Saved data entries
※ ※ ※

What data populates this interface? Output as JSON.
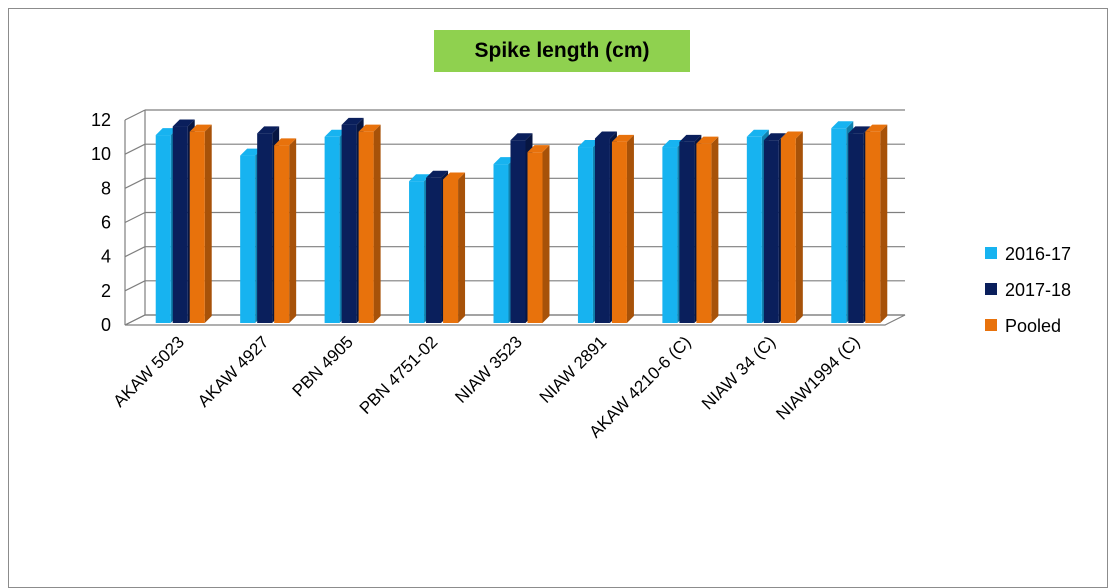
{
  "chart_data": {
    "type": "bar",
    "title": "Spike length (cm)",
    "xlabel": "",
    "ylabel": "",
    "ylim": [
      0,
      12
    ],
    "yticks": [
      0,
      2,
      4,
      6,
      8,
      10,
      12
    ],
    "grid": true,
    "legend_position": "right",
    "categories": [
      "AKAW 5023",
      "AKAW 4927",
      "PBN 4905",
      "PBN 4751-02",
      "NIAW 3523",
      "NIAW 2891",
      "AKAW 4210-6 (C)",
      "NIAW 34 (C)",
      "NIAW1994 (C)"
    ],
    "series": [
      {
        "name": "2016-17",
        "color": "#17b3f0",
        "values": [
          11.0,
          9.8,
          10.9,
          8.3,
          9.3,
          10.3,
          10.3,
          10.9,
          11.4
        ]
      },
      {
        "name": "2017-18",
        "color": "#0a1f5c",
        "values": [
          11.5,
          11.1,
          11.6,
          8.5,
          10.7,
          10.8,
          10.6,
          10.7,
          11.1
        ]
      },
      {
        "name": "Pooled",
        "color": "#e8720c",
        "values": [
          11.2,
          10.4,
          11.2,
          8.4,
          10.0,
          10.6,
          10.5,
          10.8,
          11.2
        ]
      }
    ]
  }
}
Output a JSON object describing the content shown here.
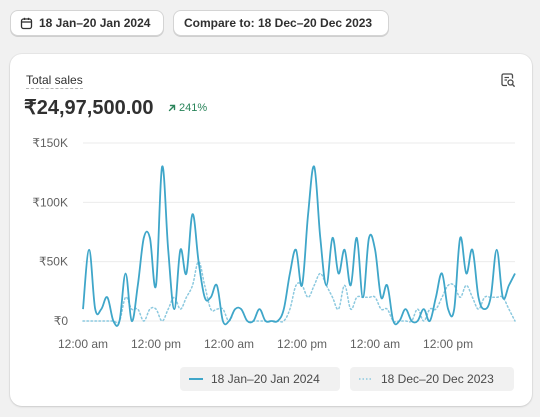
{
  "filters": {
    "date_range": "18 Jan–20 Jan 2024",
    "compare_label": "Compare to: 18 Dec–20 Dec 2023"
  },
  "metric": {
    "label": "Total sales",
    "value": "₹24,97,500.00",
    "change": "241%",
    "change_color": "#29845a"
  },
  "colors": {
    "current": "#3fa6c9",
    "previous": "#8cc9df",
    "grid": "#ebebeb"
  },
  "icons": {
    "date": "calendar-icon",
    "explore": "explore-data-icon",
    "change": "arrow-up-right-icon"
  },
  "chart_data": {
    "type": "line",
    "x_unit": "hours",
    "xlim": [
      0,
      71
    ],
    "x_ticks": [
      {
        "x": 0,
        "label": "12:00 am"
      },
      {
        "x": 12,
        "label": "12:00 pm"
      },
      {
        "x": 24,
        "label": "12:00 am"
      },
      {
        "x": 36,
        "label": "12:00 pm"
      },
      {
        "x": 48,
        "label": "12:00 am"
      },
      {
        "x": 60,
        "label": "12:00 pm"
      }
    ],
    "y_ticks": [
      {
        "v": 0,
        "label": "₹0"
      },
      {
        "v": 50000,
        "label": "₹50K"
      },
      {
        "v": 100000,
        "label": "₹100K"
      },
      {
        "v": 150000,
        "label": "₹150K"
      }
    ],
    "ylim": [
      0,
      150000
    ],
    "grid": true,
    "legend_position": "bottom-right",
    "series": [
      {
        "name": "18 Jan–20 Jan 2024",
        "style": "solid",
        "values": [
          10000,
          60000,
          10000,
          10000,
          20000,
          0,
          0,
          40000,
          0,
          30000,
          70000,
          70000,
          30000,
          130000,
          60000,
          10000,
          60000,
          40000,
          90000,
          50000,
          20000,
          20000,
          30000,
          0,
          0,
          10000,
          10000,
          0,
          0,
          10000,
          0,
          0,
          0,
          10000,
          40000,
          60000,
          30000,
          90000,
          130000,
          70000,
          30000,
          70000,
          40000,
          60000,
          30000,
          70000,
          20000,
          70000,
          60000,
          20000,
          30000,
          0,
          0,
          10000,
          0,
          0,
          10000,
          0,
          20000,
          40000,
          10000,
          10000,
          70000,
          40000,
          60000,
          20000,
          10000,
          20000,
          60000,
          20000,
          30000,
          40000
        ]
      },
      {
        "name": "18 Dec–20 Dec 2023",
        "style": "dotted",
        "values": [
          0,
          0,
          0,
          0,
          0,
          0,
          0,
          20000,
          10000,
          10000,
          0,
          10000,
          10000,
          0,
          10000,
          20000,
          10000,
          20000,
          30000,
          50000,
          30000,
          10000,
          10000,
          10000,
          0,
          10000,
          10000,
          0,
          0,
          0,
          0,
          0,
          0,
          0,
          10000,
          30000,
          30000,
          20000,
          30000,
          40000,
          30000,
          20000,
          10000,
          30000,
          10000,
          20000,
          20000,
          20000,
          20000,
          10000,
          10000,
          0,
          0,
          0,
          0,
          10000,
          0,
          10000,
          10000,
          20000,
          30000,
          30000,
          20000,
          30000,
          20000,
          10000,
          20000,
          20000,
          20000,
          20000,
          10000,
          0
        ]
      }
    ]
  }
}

※ ※ ※

Repeat the data above exactly, but not the pictures.

What data populates this interface? Output as JSON.
{
  "chart_data": {
    "type": "bar",
    "title": "Spike length (cm)",
    "xlabel": "",
    "ylabel": "",
    "ylim": [
      0,
      12
    ],
    "yticks": [
      0,
      2,
      4,
      6,
      8,
      10,
      12
    ],
    "grid": true,
    "legend_position": "right",
    "categories": [
      "AKAW 5023",
      "AKAW 4927",
      "PBN 4905",
      "PBN 4751-02",
      "NIAW 3523",
      "NIAW 2891",
      "AKAW 4210-6 (C)",
      "NIAW 34 (C)",
      "NIAW1994 (C)"
    ],
    "series": [
      {
        "name": "2016-17",
        "color": "#17b3f0",
        "values": [
          11.0,
          9.8,
          10.9,
          8.3,
          9.3,
          10.3,
          10.3,
          10.9,
          11.4
        ]
      },
      {
        "name": "2017-18",
        "color": "#0a1f5c",
        "values": [
          11.5,
          11.1,
          11.6,
          8.5,
          10.7,
          10.8,
          10.6,
          10.7,
          11.1
        ]
      },
      {
        "name": "Pooled",
        "color": "#e8720c",
        "values": [
          11.2,
          10.4,
          11.2,
          8.4,
          10.0,
          10.6,
          10.5,
          10.8,
          11.2
        ]
      }
    ]
  }
}
Output a JSON object describing the content shown here.
{
  "filters": {
    "date_range": "18 Jan–20 Jan 2024",
    "compare_label": "Compare to: 18 Dec–20 Dec 2023"
  },
  "metric": {
    "label": "Total sales",
    "value": "₹24,97,500.00",
    "change": "241%",
    "change_color": "#29845a"
  },
  "colors": {
    "current": "#3fa6c9",
    "previous": "#8cc9df",
    "grid": "#ebebeb"
  },
  "icons": {
    "date": "calendar-icon",
    "explore": "explore-data-icon",
    "change": "arrow-up-right-icon"
  },
  "chart_data": {
    "type": "line",
    "x_unit": "hours",
    "xlim": [
      0,
      71
    ],
    "x_ticks": [
      {
        "x": 0,
        "label": "12:00 am"
      },
      {
        "x": 12,
        "label": "12:00 pm"
      },
      {
        "x": 24,
        "label": "12:00 am"
      },
      {
        "x": 36,
        "label": "12:00 pm"
      },
      {
        "x": 48,
        "label": "12:00 am"
      },
      {
        "x": 60,
        "label": "12:00 pm"
      }
    ],
    "y_ticks": [
      {
        "v": 0,
        "label": "₹0"
      },
      {
        "v": 50000,
        "label": "₹50K"
      },
      {
        "v": 100000,
        "label": "₹100K"
      },
      {
        "v": 150000,
        "label": "₹150K"
      }
    ],
    "ylim": [
      0,
      150000
    ],
    "grid": true,
    "legend_position": "bottom-right",
    "series": [
      {
        "name": "18 Jan–20 Jan 2024",
        "style": "solid",
        "values": [
          10000,
          60000,
          10000,
          10000,
          20000,
          0,
          0,
          40000,
          0,
          30000,
          70000,
          70000,
          30000,
          130000,
          60000,
          10000,
          60000,
          40000,
          90000,
          50000,
          20000,
          20000,
          30000,
          0,
          0,
          10000,
          10000,
          0,
          0,
          10000,
          0,
          0,
          0,
          10000,
          40000,
          60000,
          30000,
          90000,
          130000,
          70000,
          30000,
          70000,
          40000,
          60000,
          30000,
          70000,
          20000,
          70000,
          60000,
          20000,
          30000,
          0,
          0,
          10000,
          0,
          0,
          10000,
          0,
          20000,
          40000,
          10000,
          10000,
          70000,
          40000,
          60000,
          20000,
          10000,
          20000,
          60000,
          20000,
          30000,
          40000
        ]
      },
      {
        "name": "18 Dec–20 Dec 2023",
        "style": "dotted",
        "values": [
          0,
          0,
          0,
          0,
          0,
          0,
          0,
          20000,
          10000,
          10000,
          0,
          10000,
          10000,
          0,
          10000,
          20000,
          10000,
          20000,
          30000,
          50000,
          30000,
          10000,
          10000,
          10000,
          0,
          10000,
          10000,
          0,
          0,
          0,
          0,
          0,
          0,
          0,
          10000,
          30000,
          30000,
          20000,
          30000,
          40000,
          30000,
          20000,
          10000,
          30000,
          10000,
          20000,
          20000,
          20000,
          20000,
          10000,
          10000,
          0,
          0,
          0,
          0,
          10000,
          0,
          10000,
          10000,
          20000,
          30000,
          30000,
          20000,
          30000,
          20000,
          10000,
          20000,
          20000,
          20000,
          20000,
          10000,
          0
        ]
      }
    ]
  }
}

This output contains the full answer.